_The exercise_.
Output a single figure: the number of lines in which the word "OPCML" appears.

_Input rows_.

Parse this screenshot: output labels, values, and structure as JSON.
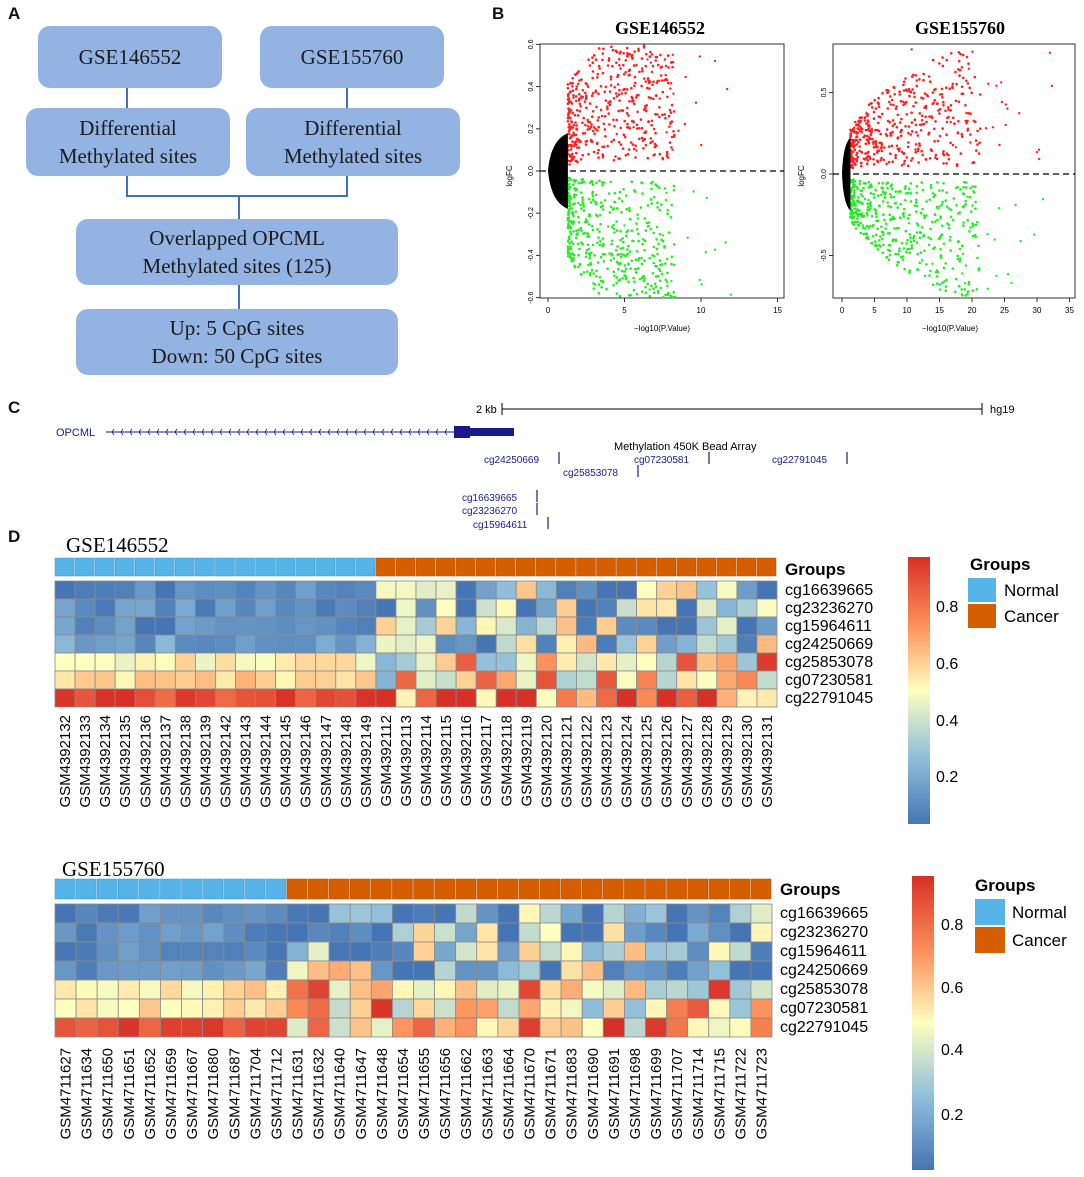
{
  "panel_labels": {
    "a": "A",
    "b": "B",
    "c": "C",
    "d": "D"
  },
  "flowchart": {
    "box1": "GSE146552",
    "box2": "GSE155760",
    "box3": "Differential\nMethylated  sites",
    "box4": "Differential\nMethylated  sites",
    "box5": "Overlapped  OPCML\nMethylated  sites (125)",
    "box6": "Up:  5 CpG  sites\nDown:  50 CpG  sites"
  },
  "volcano": [
    {
      "title": "GSE146552",
      "ylabel": "logFC",
      "xlabel": "−log10(P.Value)",
      "xticks": [
        "0",
        "5",
        "10",
        "15"
      ],
      "yticks": [
        "0.6",
        "0.4",
        "0.2",
        "0.0",
        "-0.2",
        "-0.4",
        "-0.6"
      ]
    },
    {
      "title": "GSE155760",
      "ylabel": "logFC",
      "xlabel": "−log10(P.Value)",
      "xticks": [
        "0",
        "5",
        "10",
        "15",
        "20",
        "25",
        "30",
        "35"
      ],
      "yticks": [
        "0.5",
        "0.0",
        "-0.5"
      ]
    }
  ],
  "colors": {
    "up": "#ff2020",
    "down": "#22ee22",
    "ns": "#000000",
    "normal": "#56b4e9",
    "cancer": "#d55e00",
    "box": "#93b3e2",
    "gene": "#1a1a8c"
  },
  "track": {
    "scale_label": "2 kb",
    "assembly": "hg19",
    "gene": "OPCML",
    "array_label": "Methylation 450K Bead Array",
    "probes": [
      "cg24250669",
      "cg25853078",
      "cg07230581",
      "cg22791045",
      "cg16639665",
      "cg23236270",
      "cg15964611"
    ]
  },
  "heatmaps": [
    {
      "title": "GSE146552",
      "groups_label": "Groups",
      "legend_title": "Groups",
      "legend_items": [
        "Normal",
        "Cancer"
      ],
      "colorbar_ticks": [
        "0.8",
        "0.6",
        "0.4",
        "0.2"
      ],
      "rows": [
        "cg16639665",
        "cg23236270",
        "cg15964611",
        "cg24250669",
        "cg25853078",
        "cg07230581",
        "cg22791045"
      ],
      "samples": [
        "GSM4392132",
        "GSM4392133",
        "GSM4392134",
        "GSM4392135",
        "GSM4392136",
        "GSM4392137",
        "GSM4392138",
        "GSM4392139",
        "GSM4392142",
        "GSM4392143",
        "GSM4392144",
        "GSM4392145",
        "GSM4392146",
        "GSM4392147",
        "GSM4392148",
        "GSM4392149",
        "GSM4392112",
        "GSM4392113",
        "GSM4392114",
        "GSM4392115",
        "GSM4392116",
        "GSM4392117",
        "GSM4392118",
        "GSM4392119",
        "GSM4392120",
        "GSM4392121",
        "GSM4392122",
        "GSM4392123",
        "GSM4392124",
        "GSM4392125",
        "GSM4392126",
        "GSM4392127",
        "GSM4392128",
        "GSM4392129",
        "GSM4392130",
        "GSM4392131"
      ],
      "n_normal": 16
    },
    {
      "title": "GSE155760",
      "groups_label": "Groups",
      "legend_title": "Groups",
      "legend_items": [
        "Normal",
        "Cancer"
      ],
      "colorbar_ticks": [
        "0.8",
        "0.6",
        "0.4",
        "0.2"
      ],
      "rows": [
        "cg16639665",
        "cg23236270",
        "cg15964611",
        "cg24250669",
        "cg25853078",
        "cg07230581",
        "cg22791045"
      ],
      "samples": [
        "GSM4711627",
        "GSM4711634",
        "GSM4711650",
        "GSM4711651",
        "GSM4711652",
        "GSM4711659",
        "GSM4711667",
        "GSM4711680",
        "GSM4711687",
        "GSM4711704",
        "GSM4711712",
        "GSM4711631",
        "GSM4711632",
        "GSM4711640",
        "GSM4711647",
        "GSM4711648",
        "GSM4711654",
        "GSM4711655",
        "GSM4711656",
        "GSM4711662",
        "GSM4711663",
        "GSM4711664",
        "GSM4711670",
        "GSM4711671",
        "GSM4711683",
        "GSM4711690",
        "GSM4711691",
        "GSM4711698",
        "GSM4711699",
        "GSM4711707",
        "GSM4711714",
        "GSM4711715",
        "GSM4711722",
        "GSM4711723"
      ],
      "n_normal": 11
    }
  ]
}
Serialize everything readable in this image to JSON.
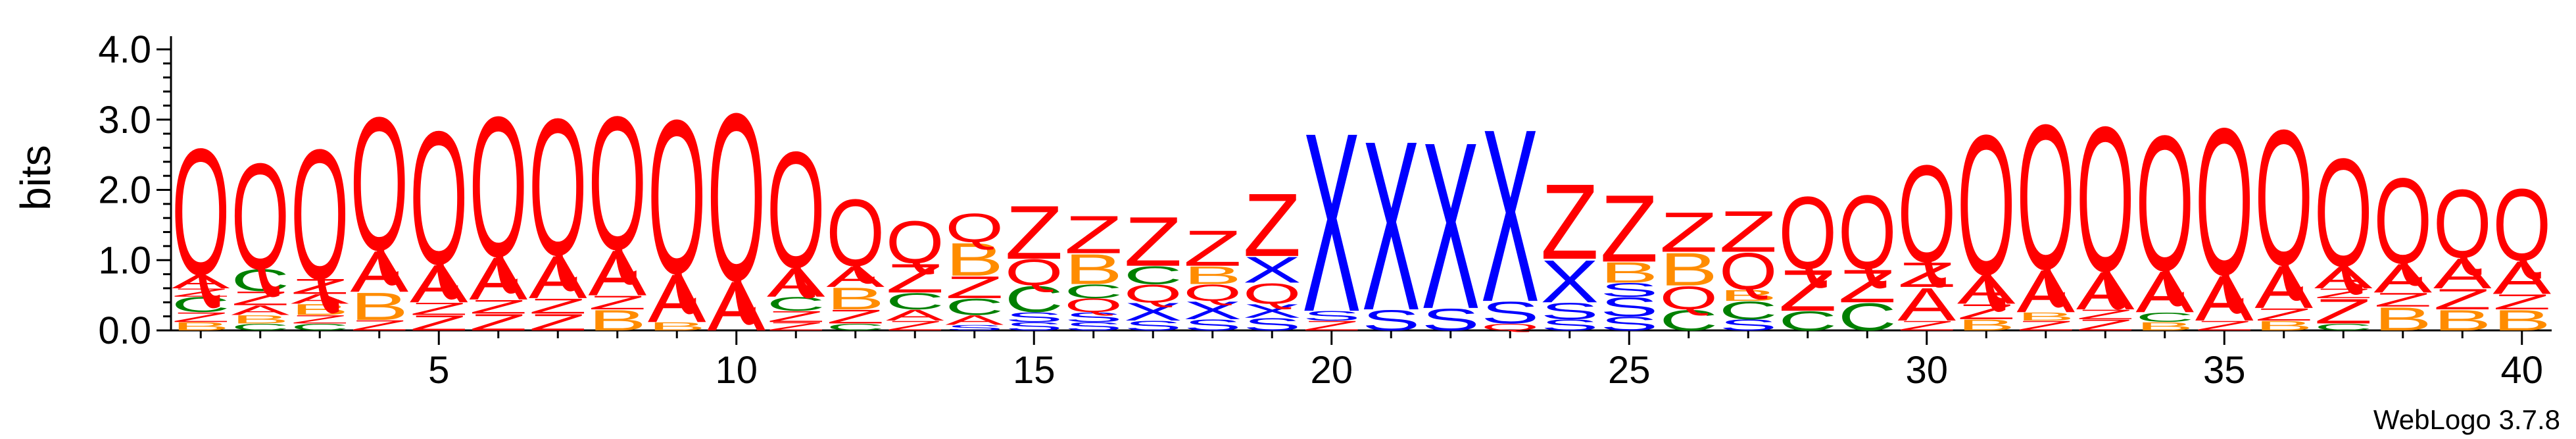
{
  "chart_data": {
    "type": "sequence-logo",
    "ylabel": "bits",
    "ylim": [
      0,
      4.0
    ],
    "yticks": [
      "0.0",
      "1.0",
      "2.0",
      "3.0",
      "4.0"
    ],
    "xticks": [
      5,
      10,
      15,
      20,
      25,
      30,
      35,
      40
    ],
    "positions": 40,
    "credit": "WebLogo 3.7.8",
    "colors": {
      "Q": "#ff0000",
      "Z": "#ff0000",
      "X": "#0000ff",
      "S": "#0000ff",
      "A": "#ff0000",
      "C": "#008000",
      "B": "#ff8c00"
    },
    "columns": [
      {
        "pos": 1,
        "stack": [
          [
            "B",
            0.12
          ],
          [
            "Z",
            0.14
          ],
          [
            "C",
            0.22
          ],
          [
            "Z",
            0.12
          ],
          [
            "A",
            0.2
          ],
          [
            "Q",
            1.85
          ]
        ]
      },
      {
        "pos": 2,
        "stack": [
          [
            "C",
            0.1
          ],
          [
            "B",
            0.12
          ],
          [
            "A",
            0.14
          ],
          [
            "Z",
            0.2
          ],
          [
            "C",
            0.32
          ],
          [
            "Q",
            1.55
          ]
        ]
      },
      {
        "pos": 3,
        "stack": [
          [
            "C",
            0.1
          ],
          [
            "Z",
            0.12
          ],
          [
            "B",
            0.16
          ],
          [
            "A",
            0.14
          ],
          [
            "Z",
            0.22
          ],
          [
            "Q",
            1.9
          ]
        ]
      },
      {
        "pos": 4,
        "stack": [
          [
            "Z",
            0.15
          ],
          [
            "B",
            0.4
          ],
          [
            "A",
            0.6
          ],
          [
            "Q",
            1.95
          ]
        ]
      },
      {
        "pos": 5,
        "stack": [
          [
            "Z",
            0.22
          ],
          [
            "Z",
            0.18
          ],
          [
            "A",
            0.55
          ],
          [
            "Q",
            1.95
          ]
        ]
      },
      {
        "pos": 6,
        "stack": [
          [
            "Z",
            0.24
          ],
          [
            "Z",
            0.2
          ],
          [
            "A",
            0.62
          ],
          [
            "Q",
            2.05
          ]
        ]
      },
      {
        "pos": 7,
        "stack": [
          [
            "Z",
            0.24
          ],
          [
            "Z",
            0.22
          ],
          [
            "A",
            0.62
          ],
          [
            "Q",
            2.0
          ]
        ]
      },
      {
        "pos": 8,
        "stack": [
          [
            "B",
            0.3
          ],
          [
            "Z",
            0.2
          ],
          [
            "A",
            0.66
          ],
          [
            "Q",
            1.95
          ]
        ]
      },
      {
        "pos": 9,
        "stack": [
          [
            "B",
            0.12
          ],
          [
            "A",
            0.7
          ],
          [
            "Q",
            2.25
          ]
        ]
      },
      {
        "pos": 10,
        "stack": [
          [
            "A",
            0.72
          ],
          [
            "Q",
            2.45
          ]
        ]
      },
      {
        "pos": 11,
        "stack": [
          [
            "Z",
            0.12
          ],
          [
            "Z",
            0.16
          ],
          [
            "C",
            0.2
          ],
          [
            "A",
            0.42
          ],
          [
            "Q",
            1.7
          ]
        ]
      },
      {
        "pos": 12,
        "stack": [
          [
            "C",
            0.1
          ],
          [
            "Z",
            0.2
          ],
          [
            "B",
            0.32
          ],
          [
            "A",
            0.3
          ],
          [
            "Q",
            0.98
          ]
        ]
      },
      {
        "pos": 13,
        "stack": [
          [
            "Z",
            0.14
          ],
          [
            "A",
            0.16
          ],
          [
            "C",
            0.24
          ],
          [
            "Z",
            0.42
          ],
          [
            "Q",
            0.62
          ]
        ]
      },
      {
        "pos": 14,
        "stack": [
          [
            "S",
            0.08
          ],
          [
            "A",
            0.14
          ],
          [
            "C",
            0.24
          ],
          [
            "Z",
            0.32
          ],
          [
            "B",
            0.48
          ],
          [
            "Q",
            0.42
          ]
        ]
      },
      {
        "pos": 15,
        "stack": [
          [
            "S",
            0.12
          ],
          [
            "S",
            0.14
          ],
          [
            "C",
            0.38
          ],
          [
            "Q",
            0.38
          ],
          [
            "Z",
            0.78
          ]
        ]
      },
      {
        "pos": 16,
        "stack": [
          [
            "S",
            0.12
          ],
          [
            "S",
            0.14
          ],
          [
            "Q",
            0.2
          ],
          [
            "C",
            0.2
          ],
          [
            "B",
            0.44
          ],
          [
            "Z",
            0.55
          ]
        ]
      },
      {
        "pos": 17,
        "stack": [
          [
            "S",
            0.14
          ],
          [
            "X",
            0.26
          ],
          [
            "Q",
            0.26
          ],
          [
            "C",
            0.26
          ],
          [
            "Z",
            0.72
          ]
        ]
      },
      {
        "pos": 18,
        "stack": [
          [
            "S",
            0.16
          ],
          [
            "X",
            0.26
          ],
          [
            "Q",
            0.24
          ],
          [
            "B",
            0.26
          ],
          [
            "Z",
            0.52
          ]
        ]
      },
      {
        "pos": 19,
        "stack": [
          [
            "S",
            0.18
          ],
          [
            "X",
            0.2
          ],
          [
            "Q",
            0.3
          ],
          [
            "X",
            0.38
          ],
          [
            "Z",
            0.92
          ]
        ]
      },
      {
        "pos": 20,
        "stack": [
          [
            "Z",
            0.14
          ],
          [
            "S",
            0.14
          ],
          [
            "X",
            2.62
          ]
        ]
      },
      {
        "pos": 21,
        "stack": [
          [
            "S",
            0.3
          ],
          [
            "X",
            2.48
          ]
        ]
      },
      {
        "pos": 22,
        "stack": [
          [
            "S",
            0.32
          ],
          [
            "X",
            2.44
          ]
        ]
      },
      {
        "pos": 23,
        "stack": [
          [
            "Q",
            0.1
          ],
          [
            "S",
            0.32
          ],
          [
            "X",
            2.53
          ]
        ]
      },
      {
        "pos": 24,
        "stack": [
          [
            "S",
            0.16
          ],
          [
            "S",
            0.24
          ],
          [
            "X",
            0.62
          ],
          [
            "Z",
            1.1
          ]
        ]
      },
      {
        "pos": 25,
        "stack": [
          [
            "S",
            0.2
          ],
          [
            "S",
            0.28
          ],
          [
            "S",
            0.2
          ],
          [
            "B",
            0.3
          ],
          [
            "Z",
            0.98
          ]
        ]
      },
      {
        "pos": 26,
        "stack": [
          [
            "C",
            0.3
          ],
          [
            "Q",
            0.34
          ],
          [
            "B",
            0.48
          ],
          [
            "Z",
            0.58
          ]
        ]
      },
      {
        "pos": 27,
        "stack": [
          [
            "S",
            0.16
          ],
          [
            "C",
            0.26
          ],
          [
            "B",
            0.16
          ],
          [
            "Q",
            0.54
          ],
          [
            "Z",
            0.6
          ]
        ]
      },
      {
        "pos": 28,
        "stack": [
          [
            "C",
            0.28
          ],
          [
            "Z",
            0.6
          ],
          [
            "Q",
            1.06
          ]
        ]
      },
      {
        "pos": 29,
        "stack": [
          [
            "C",
            0.4
          ],
          [
            "Z",
            0.48
          ],
          [
            "Q",
            1.08
          ]
        ]
      },
      {
        "pos": 30,
        "stack": [
          [
            "Z",
            0.14
          ],
          [
            "A",
            0.48
          ],
          [
            "Z",
            0.36
          ],
          [
            "Q",
            1.42
          ]
        ]
      },
      {
        "pos": 31,
        "stack": [
          [
            "B",
            0.16
          ],
          [
            "Z",
            0.22
          ],
          [
            "A",
            0.42
          ],
          [
            "Q",
            2.05
          ]
        ]
      },
      {
        "pos": 32,
        "stack": [
          [
            "Z",
            0.14
          ],
          [
            "B",
            0.12
          ],
          [
            "A",
            0.62
          ],
          [
            "Q",
            2.12
          ]
        ]
      },
      {
        "pos": 33,
        "stack": [
          [
            "Z",
            0.16
          ],
          [
            "Z",
            0.14
          ],
          [
            "A",
            0.55
          ],
          [
            "Q",
            2.12
          ]
        ]
      },
      {
        "pos": 34,
        "stack": [
          [
            "B",
            0.12
          ],
          [
            "C",
            0.14
          ],
          [
            "A",
            0.6
          ],
          [
            "Q",
            1.98
          ]
        ]
      },
      {
        "pos": 35,
        "stack": [
          [
            "Z",
            0.14
          ],
          [
            "A",
            0.66
          ],
          [
            "Q",
            2.15
          ]
        ]
      },
      {
        "pos": 36,
        "stack": [
          [
            "B",
            0.14
          ],
          [
            "Z",
            0.18
          ],
          [
            "A",
            0.62
          ],
          [
            "Q",
            1.98
          ]
        ]
      },
      {
        "pos": 37,
        "stack": [
          [
            "C",
            0.1
          ],
          [
            "Z",
            0.36
          ],
          [
            "Z",
            0.14
          ],
          [
            "A",
            0.32
          ],
          [
            "Q",
            1.58
          ]
        ]
      },
      {
        "pos": 38,
        "stack": [
          [
            "B",
            0.34
          ],
          [
            "Z",
            0.2
          ],
          [
            "A",
            0.42
          ],
          [
            "Q",
            1.25
          ]
        ]
      },
      {
        "pos": 39,
        "stack": [
          [
            "B",
            0.3
          ],
          [
            "Z",
            0.3
          ],
          [
            "A",
            0.44
          ],
          [
            "Q",
            1.0
          ]
        ]
      },
      {
        "pos": 40,
        "stack": [
          [
            "B",
            0.3
          ],
          [
            "Z",
            0.22
          ],
          [
            "A",
            0.48
          ],
          [
            "Q",
            1.05
          ]
        ]
      }
    ]
  }
}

_Solution to this exercise_.
2